▸ GIVEN EXERCISE
Pictures in the data below are not part of the copy; transcribe everything else exactly.

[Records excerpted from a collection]
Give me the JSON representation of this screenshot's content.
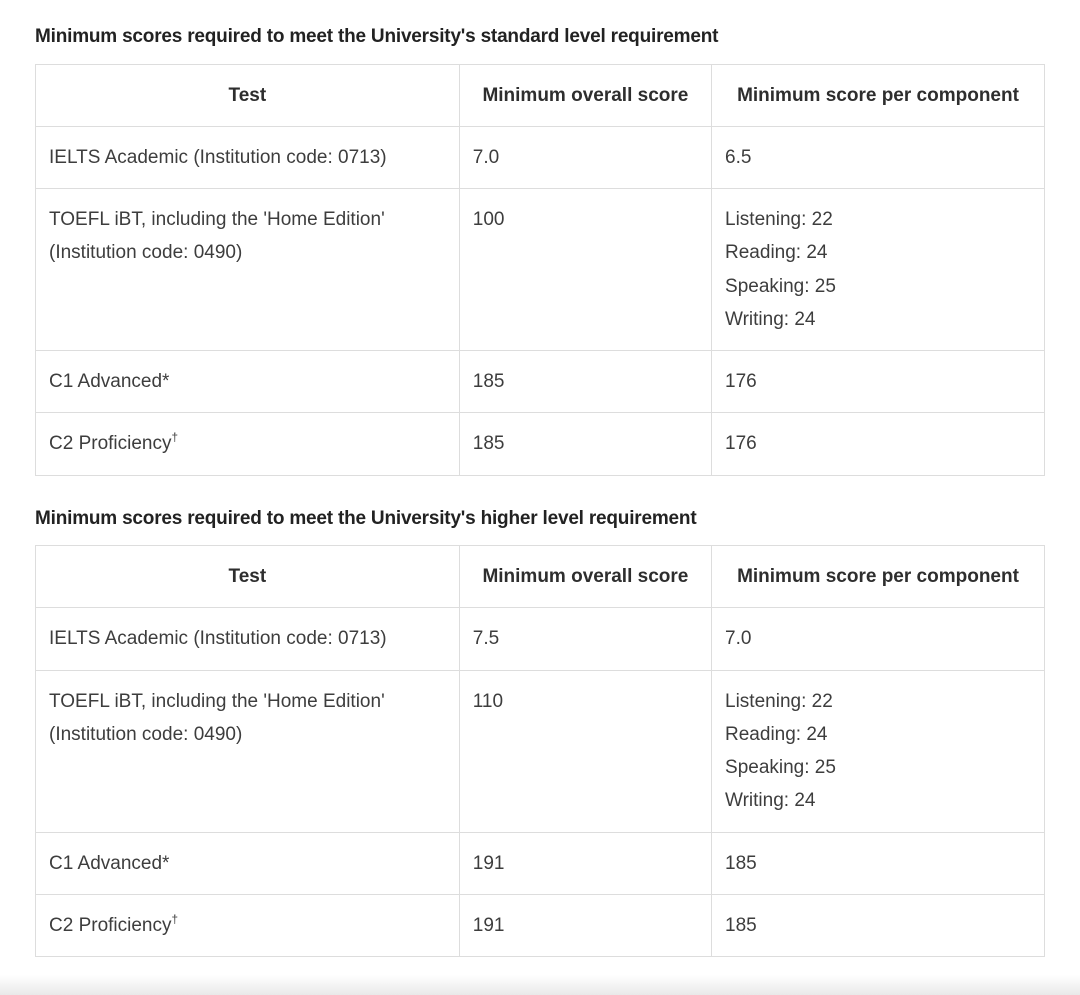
{
  "sections": [
    {
      "heading": "Minimum scores required to meet the University's standard level requirement",
      "table": {
        "columns": [
          "Test",
          "Minimum overall score",
          "Minimum score per component"
        ],
        "rows": [
          {
            "test": "IELTS Academic (Institution code: 0713)",
            "marker_sup": "",
            "overall": "7.0",
            "components": [
              "6.5"
            ]
          },
          {
            "test": "TOEFL iBT, including the 'Home Edition' (Institution code: 0490)",
            "marker_sup": "",
            "overall": "100",
            "components": [
              "Listening: 22",
              "Reading: 24",
              "Speaking: 25",
              "Writing: 24"
            ]
          },
          {
            "test": "C1 Advanced*",
            "marker_sup": "",
            "overall": "185",
            "components": [
              "176"
            ]
          },
          {
            "test": "C2 Proficiency",
            "marker_sup": "†",
            "overall": "185",
            "components": [
              "176"
            ]
          }
        ]
      }
    },
    {
      "heading": "Minimum scores required to meet the University's higher level requirement",
      "table": {
        "columns": [
          "Test",
          "Minimum overall score",
          "Minimum score per component"
        ],
        "rows": [
          {
            "test": "IELTS Academic (Institution code: 0713)",
            "marker_sup": "",
            "overall": "7.5",
            "components": [
              "7.0"
            ]
          },
          {
            "test": "TOEFL iBT, including the 'Home Edition' (Institution code: 0490)",
            "marker_sup": "",
            "overall": "110",
            "components": [
              "Listening: 22",
              "Reading: 24",
              "Speaking: 25",
              "Writing: 24"
            ]
          },
          {
            "test": "C1 Advanced*",
            "marker_sup": "",
            "overall": "191",
            "components": [
              "185"
            ]
          },
          {
            "test": "C2 Proficiency",
            "marker_sup": "†",
            "overall": "191",
            "components": [
              "185"
            ]
          }
        ]
      }
    }
  ]
}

▸ ANSWER TO THE TASK
Give me the JSON representation of this screenshot's content.
{
  "sections": [
    {
      "heading": "Minimum scores required to meet the University's standard level requirement",
      "table": {
        "columns": [
          "Test",
          "Minimum overall score",
          "Minimum score per component"
        ],
        "rows": [
          {
            "test": "IELTS Academic (Institution code: 0713)",
            "marker_sup": "",
            "overall": "7.0",
            "components": [
              "6.5"
            ]
          },
          {
            "test": "TOEFL iBT, including the 'Home Edition' (Institution code: 0490)",
            "marker_sup": "",
            "overall": "100",
            "components": [
              "Listening: 22",
              "Reading: 24",
              "Speaking: 25",
              "Writing: 24"
            ]
          },
          {
            "test": "C1 Advanced*",
            "marker_sup": "",
            "overall": "185",
            "components": [
              "176"
            ]
          },
          {
            "test": "C2 Proficiency",
            "marker_sup": "†",
            "overall": "185",
            "components": [
              "176"
            ]
          }
        ]
      }
    },
    {
      "heading": "Minimum scores required to meet the University's higher level requirement",
      "table": {
        "columns": [
          "Test",
          "Minimum overall score",
          "Minimum score per component"
        ],
        "rows": [
          {
            "test": "IELTS Academic (Institution code: 0713)",
            "marker_sup": "",
            "overall": "7.5",
            "components": [
              "7.0"
            ]
          },
          {
            "test": "TOEFL iBT, including the 'Home Edition' (Institution code: 0490)",
            "marker_sup": "",
            "overall": "110",
            "components": [
              "Listening: 22",
              "Reading: 24",
              "Speaking: 25",
              "Writing: 24"
            ]
          },
          {
            "test": "C1 Advanced*",
            "marker_sup": "",
            "overall": "191",
            "components": [
              "185"
            ]
          },
          {
            "test": "C2 Proficiency",
            "marker_sup": "†",
            "overall": "191",
            "components": [
              "185"
            ]
          }
        ]
      }
    }
  ]
}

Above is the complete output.